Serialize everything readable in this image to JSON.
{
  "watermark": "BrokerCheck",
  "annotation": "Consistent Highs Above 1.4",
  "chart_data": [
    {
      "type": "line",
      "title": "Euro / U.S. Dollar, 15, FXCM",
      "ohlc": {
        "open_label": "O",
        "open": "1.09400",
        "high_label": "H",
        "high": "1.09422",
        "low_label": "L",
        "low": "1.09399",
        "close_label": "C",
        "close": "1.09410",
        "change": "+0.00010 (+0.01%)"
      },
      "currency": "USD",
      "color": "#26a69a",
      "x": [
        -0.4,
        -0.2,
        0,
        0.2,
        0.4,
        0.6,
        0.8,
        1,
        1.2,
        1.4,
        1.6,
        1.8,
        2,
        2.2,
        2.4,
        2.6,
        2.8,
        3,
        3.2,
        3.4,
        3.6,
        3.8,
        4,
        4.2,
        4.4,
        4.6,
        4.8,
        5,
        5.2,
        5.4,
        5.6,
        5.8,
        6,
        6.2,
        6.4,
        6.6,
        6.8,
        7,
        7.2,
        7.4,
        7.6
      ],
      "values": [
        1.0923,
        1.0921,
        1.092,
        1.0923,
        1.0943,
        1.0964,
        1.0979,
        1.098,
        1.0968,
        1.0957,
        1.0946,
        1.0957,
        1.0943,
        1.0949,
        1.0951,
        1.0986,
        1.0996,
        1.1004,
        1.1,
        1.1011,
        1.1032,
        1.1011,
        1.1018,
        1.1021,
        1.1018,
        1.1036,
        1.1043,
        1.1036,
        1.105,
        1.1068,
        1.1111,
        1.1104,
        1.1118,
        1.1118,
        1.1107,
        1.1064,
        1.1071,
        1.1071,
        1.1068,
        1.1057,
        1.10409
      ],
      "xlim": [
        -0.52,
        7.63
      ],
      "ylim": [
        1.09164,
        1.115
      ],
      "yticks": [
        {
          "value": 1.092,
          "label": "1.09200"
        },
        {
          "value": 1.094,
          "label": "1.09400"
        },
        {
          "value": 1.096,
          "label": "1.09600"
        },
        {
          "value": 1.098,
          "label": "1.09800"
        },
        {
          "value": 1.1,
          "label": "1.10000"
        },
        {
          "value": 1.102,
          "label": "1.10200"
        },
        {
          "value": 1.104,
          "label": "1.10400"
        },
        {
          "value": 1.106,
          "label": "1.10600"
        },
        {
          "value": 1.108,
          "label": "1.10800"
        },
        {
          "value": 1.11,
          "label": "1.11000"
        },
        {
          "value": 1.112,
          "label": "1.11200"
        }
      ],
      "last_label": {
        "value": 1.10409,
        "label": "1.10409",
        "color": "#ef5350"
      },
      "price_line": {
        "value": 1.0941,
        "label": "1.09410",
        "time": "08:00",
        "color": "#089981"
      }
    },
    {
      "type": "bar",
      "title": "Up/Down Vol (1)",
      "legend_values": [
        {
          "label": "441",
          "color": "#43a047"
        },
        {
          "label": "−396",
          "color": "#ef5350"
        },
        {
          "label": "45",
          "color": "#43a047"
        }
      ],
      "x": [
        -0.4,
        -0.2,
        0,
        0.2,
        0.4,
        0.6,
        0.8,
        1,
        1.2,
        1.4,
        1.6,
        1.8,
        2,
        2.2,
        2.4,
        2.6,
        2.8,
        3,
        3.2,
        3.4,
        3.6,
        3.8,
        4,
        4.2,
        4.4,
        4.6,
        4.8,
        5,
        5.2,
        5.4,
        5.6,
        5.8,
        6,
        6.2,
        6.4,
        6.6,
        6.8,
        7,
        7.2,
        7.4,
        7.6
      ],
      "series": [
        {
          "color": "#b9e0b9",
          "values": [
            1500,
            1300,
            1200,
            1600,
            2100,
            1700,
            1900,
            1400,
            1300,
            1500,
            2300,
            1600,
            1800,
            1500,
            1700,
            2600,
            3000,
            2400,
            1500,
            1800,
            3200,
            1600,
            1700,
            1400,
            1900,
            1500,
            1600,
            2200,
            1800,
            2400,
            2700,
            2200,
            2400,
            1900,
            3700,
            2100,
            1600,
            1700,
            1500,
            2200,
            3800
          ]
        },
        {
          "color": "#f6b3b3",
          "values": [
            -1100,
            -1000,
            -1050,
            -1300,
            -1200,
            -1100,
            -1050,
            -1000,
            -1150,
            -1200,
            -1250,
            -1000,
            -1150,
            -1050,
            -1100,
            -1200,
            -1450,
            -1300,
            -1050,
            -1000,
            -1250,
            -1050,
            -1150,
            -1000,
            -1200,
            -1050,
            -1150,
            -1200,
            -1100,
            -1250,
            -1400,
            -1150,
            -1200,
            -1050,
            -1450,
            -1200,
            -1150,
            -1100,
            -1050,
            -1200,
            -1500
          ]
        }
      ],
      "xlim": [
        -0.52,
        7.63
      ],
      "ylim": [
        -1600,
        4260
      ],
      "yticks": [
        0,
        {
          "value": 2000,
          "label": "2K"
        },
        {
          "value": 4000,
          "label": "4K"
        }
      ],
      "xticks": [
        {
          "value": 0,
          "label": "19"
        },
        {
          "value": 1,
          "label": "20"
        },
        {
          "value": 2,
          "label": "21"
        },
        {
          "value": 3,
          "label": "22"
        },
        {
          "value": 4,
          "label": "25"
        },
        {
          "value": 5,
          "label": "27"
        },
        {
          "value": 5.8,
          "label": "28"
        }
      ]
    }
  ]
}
◆ ◆ ◆ ◆ ◆
*SHORT EXERCISE:* Copy the records above exactly.

*CORRECT ANSWER:*
Serialize everything readable in this image to JSON.
{
  "watermark": "BrokerCheck",
  "annotation": "Consistent Highs Above 1.4",
  "chart_data": [
    {
      "type": "line",
      "title": "Euro / U.S. Dollar, 15, FXCM",
      "ohlc": {
        "open_label": "O",
        "open": "1.09400",
        "high_label": "H",
        "high": "1.09422",
        "low_label": "L",
        "low": "1.09399",
        "close_label": "C",
        "close": "1.09410",
        "change": "+0.00010 (+0.01%)"
      },
      "currency": "USD",
      "color": "#26a69a",
      "x": [
        -0.4,
        -0.2,
        0,
        0.2,
        0.4,
        0.6,
        0.8,
        1,
        1.2,
        1.4,
        1.6,
        1.8,
        2,
        2.2,
        2.4,
        2.6,
        2.8,
        3,
        3.2,
        3.4,
        3.6,
        3.8,
        4,
        4.2,
        4.4,
        4.6,
        4.8,
        5,
        5.2,
        5.4,
        5.6,
        5.8,
        6,
        6.2,
        6.4,
        6.6,
        6.8,
        7,
        7.2,
        7.4,
        7.6
      ],
      "values": [
        1.0923,
        1.0921,
        1.092,
        1.0923,
        1.0943,
        1.0964,
        1.0979,
        1.098,
        1.0968,
        1.0957,
        1.0946,
        1.0957,
        1.0943,
        1.0949,
        1.0951,
        1.0986,
        1.0996,
        1.1004,
        1.1,
        1.1011,
        1.1032,
        1.1011,
        1.1018,
        1.1021,
        1.1018,
        1.1036,
        1.1043,
        1.1036,
        1.105,
        1.1068,
        1.1111,
        1.1104,
        1.1118,
        1.1118,
        1.1107,
        1.1064,
        1.1071,
        1.1071,
        1.1068,
        1.1057,
        1.10409
      ],
      "xlim": [
        -0.52,
        7.63
      ],
      "ylim": [
        1.09164,
        1.115
      ],
      "yticks": [
        {
          "value": 1.092,
          "label": "1.09200"
        },
        {
          "value": 1.094,
          "label": "1.09400"
        },
        {
          "value": 1.096,
          "label": "1.09600"
        },
        {
          "value": 1.098,
          "label": "1.09800"
        },
        {
          "value": 1.1,
          "label": "1.10000"
        },
        {
          "value": 1.102,
          "label": "1.10200"
        },
        {
          "value": 1.104,
          "label": "1.10400"
        },
        {
          "value": 1.106,
          "label": "1.10600"
        },
        {
          "value": 1.108,
          "label": "1.10800"
        },
        {
          "value": 1.11,
          "label": "1.11000"
        },
        {
          "value": 1.112,
          "label": "1.11200"
        }
      ],
      "last_label": {
        "value": 1.10409,
        "label": "1.10409",
        "color": "#ef5350"
      },
      "price_line": {
        "value": 1.0941,
        "label": "1.09410",
        "time": "08:00",
        "color": "#089981"
      }
    },
    {
      "type": "bar",
      "title": "Up/Down Vol (1)",
      "legend_values": [
        {
          "label": "441",
          "color": "#43a047"
        },
        {
          "label": "−396",
          "color": "#ef5350"
        },
        {
          "label": "45",
          "color": "#43a047"
        }
      ],
      "x": [
        -0.4,
        -0.2,
        0,
        0.2,
        0.4,
        0.6,
        0.8,
        1,
        1.2,
        1.4,
        1.6,
        1.8,
        2,
        2.2,
        2.4,
        2.6,
        2.8,
        3,
        3.2,
        3.4,
        3.6,
        3.8,
        4,
        4.2,
        4.4,
        4.6,
        4.8,
        5,
        5.2,
        5.4,
        5.6,
        5.8,
        6,
        6.2,
        6.4,
        6.6,
        6.8,
        7,
        7.2,
        7.4,
        7.6
      ],
      "series": [
        {
          "color": "#b9e0b9",
          "values": [
            1500,
            1300,
            1200,
            1600,
            2100,
            1700,
            1900,
            1400,
            1300,
            1500,
            2300,
            1600,
            1800,
            1500,
            1700,
            2600,
            3000,
            2400,
            1500,
            1800,
            3200,
            1600,
            1700,
            1400,
            1900,
            1500,
            1600,
            2200,
            1800,
            2400,
            2700,
            2200,
            2400,
            1900,
            3700,
            2100,
            1600,
            1700,
            1500,
            2200,
            3800
          ]
        },
        {
          "color": "#f6b3b3",
          "values": [
            -1100,
            -1000,
            -1050,
            -1300,
            -1200,
            -1100,
            -1050,
            -1000,
            -1150,
            -1200,
            -1250,
            -1000,
            -1150,
            -1050,
            -1100,
            -1200,
            -1450,
            -1300,
            -1050,
            -1000,
            -1250,
            -1050,
            -1150,
            -1000,
            -1200,
            -1050,
            -1150,
            -1200,
            -1100,
            -1250,
            -1400,
            -1150,
            -1200,
            -1050,
            -1450,
            -1200,
            -1150,
            -1100,
            -1050,
            -1200,
            -1500
          ]
        }
      ],
      "xlim": [
        -0.52,
        7.63
      ],
      "ylim": [
        -1600,
        4260
      ],
      "yticks": [
        0,
        {
          "value": 2000,
          "label": "2K"
        },
        {
          "value": 4000,
          "label": "4K"
        }
      ],
      "xticks": [
        {
          "value": 0,
          "label": "19"
        },
        {
          "value": 1,
          "label": "20"
        },
        {
          "value": 2,
          "label": "21"
        },
        {
          "value": 3,
          "label": "22"
        },
        {
          "value": 4,
          "label": "25"
        },
        {
          "value": 5,
          "label": "27"
        },
        {
          "value": 5.8,
          "label": "28"
        }
      ]
    }
  ]
}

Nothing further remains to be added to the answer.